**Task objective**
Transcribe the material word for word, but without the images.

[Dataset records]
╭──

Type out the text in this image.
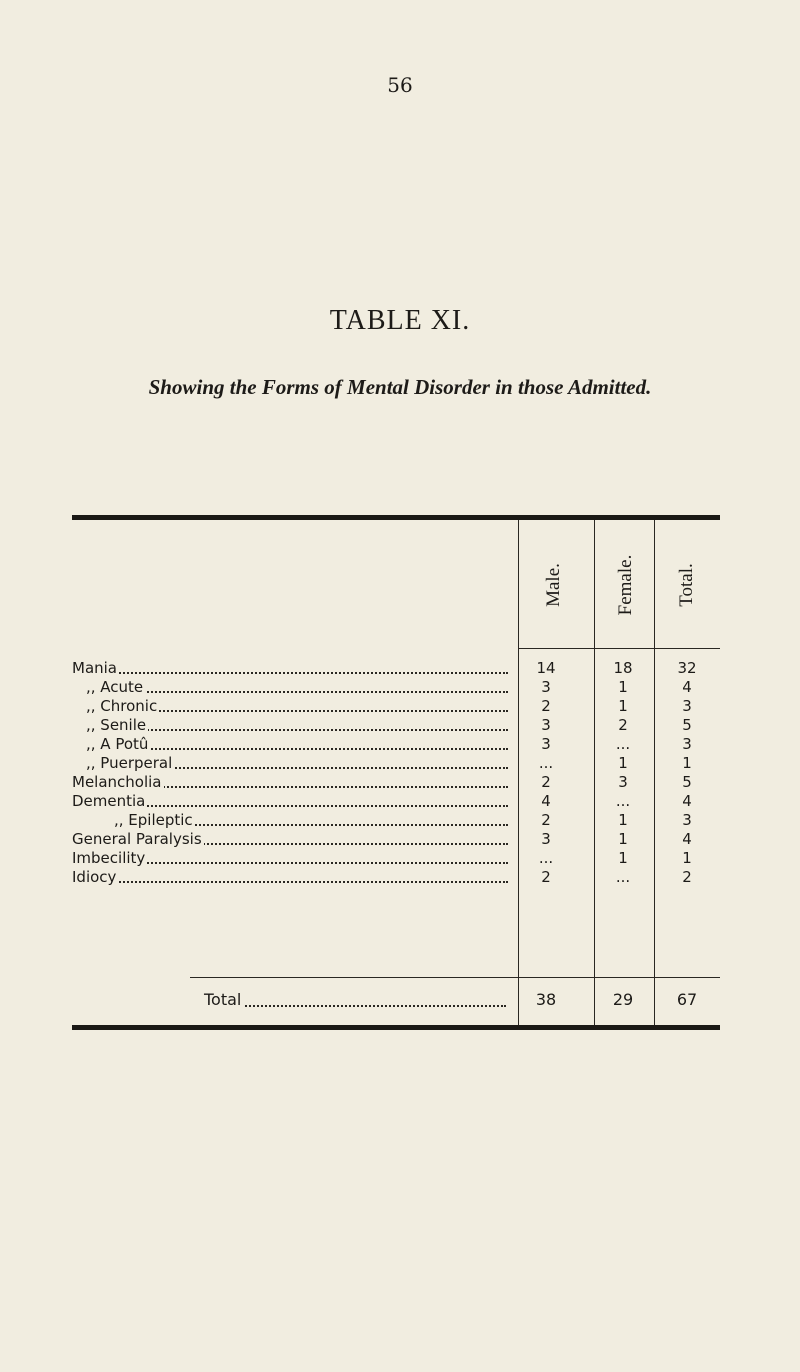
56
TABLE XI.
Showing the Forms of Mental Disorder in those Admitted.
Male.	Female. Total.
Mania	14	18	32
,, Acute	3	1	4
,, Chronic	2	1	3
,, Senile	3	2	5
,, A Potû	3	...	3
,, Puerperal	...	1	1
Melancholia	2	3	5
Dementia	4	...	4
,, Epileptic	2	1	3
General Paralysis	3	1	4
Imbecility	...	1	1
Idiocy	2	...	2
Total	38	29	67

╰──

**Reply**
Type out the text in this image.
56
TABLE XI.
Showing the Forms of Mental Disorder in those Admitted.
Male.	Female. Total.
Mania	14	18	32
,, Acute	3	1	4
,, Chronic	2	1	3
,, Senile	3	2	5
,, A Potû	3	...	3
,, Puerperal	...	1	1
Melancholia	2	3	5
Dementia	4	...	4
,, Epileptic	2	1	3
General Paralysis	3	1	4
Imbecility	...	1	1
Idiocy	2	...	2
Total	38	29	67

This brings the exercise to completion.